SET EXERCISE: Identify each line containing the word "富有特色的藏书票" and copy it.

==========

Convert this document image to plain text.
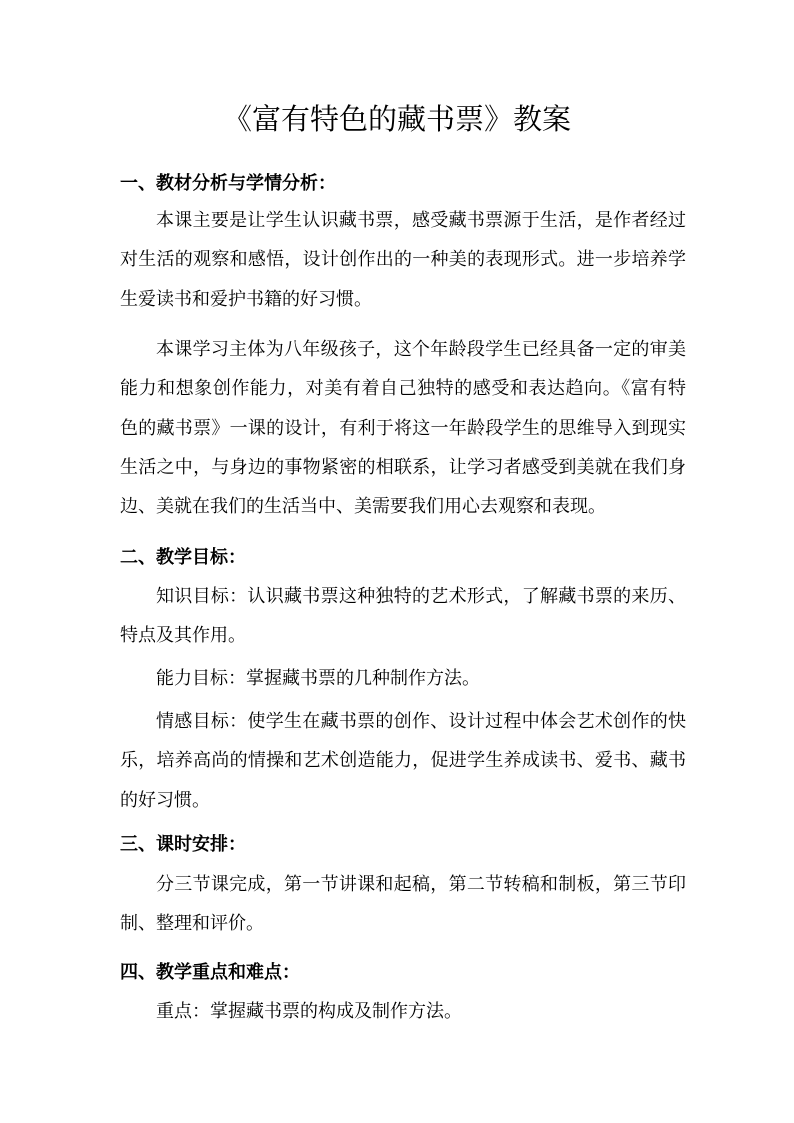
《富有特色的藏书票》教案
一、教材分析与学情分析：
本课主要是让学生认识藏书票，感受藏书票源于生活，是作者经过对生活的观察和感悟，设计创作出的一种美的表现形式。进一步培养学生爱读书和爱护书籍的好习惯。
本课学习主体为八年级孩子，这个年龄段学生已经具备一定的审美能力和想象创作能力，对美有着自己独特的感受和表达趋向。《富有特色的藏书票》一课的设计，有利于将这一年龄段学生的思维导入到现实生活之中，与身边的事物紧密的相联系，让学习者感受到美就在我们身边、美就在我们的生活当中、美需要我们用心去观察和表现。
二、教学目标：
知识目标：认识藏书票这种独特的艺术形式，了解藏书票的来历、特点及其作用。
能力目标：掌握藏书票的几种制作方法。
情感目标：使学生在藏书票的创作、设计过程中体会艺术创作的快乐，培养高尚的情操和艺术创造能力，促进学生养成读书、爱书、藏书的好习惯。
三、课时安排：
分三节课完成，第一节讲课和起稿，第二节转稿和制板，第三节印制、整理和评价。
四、教学重点和难点：
重点：掌握藏书票的构成及制作方法。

==========

SOLUTION TO THIS PROBLEM:
《富有特色的藏书票》教案
本课学习主体为八年级孩子，这个年龄段学生已经具备一定的审美能力和想象创作能力，对美有着自己独特的感受和表达趋向。《富有特色的藏书票》一课的设计，有利于将这一年龄段学生的思维导入到现实生活之中，与身边的事物紧密的相联系，让学习者感受到美就在我们身边、美就在我们的生活当中、美需要我们用心去观察和表现。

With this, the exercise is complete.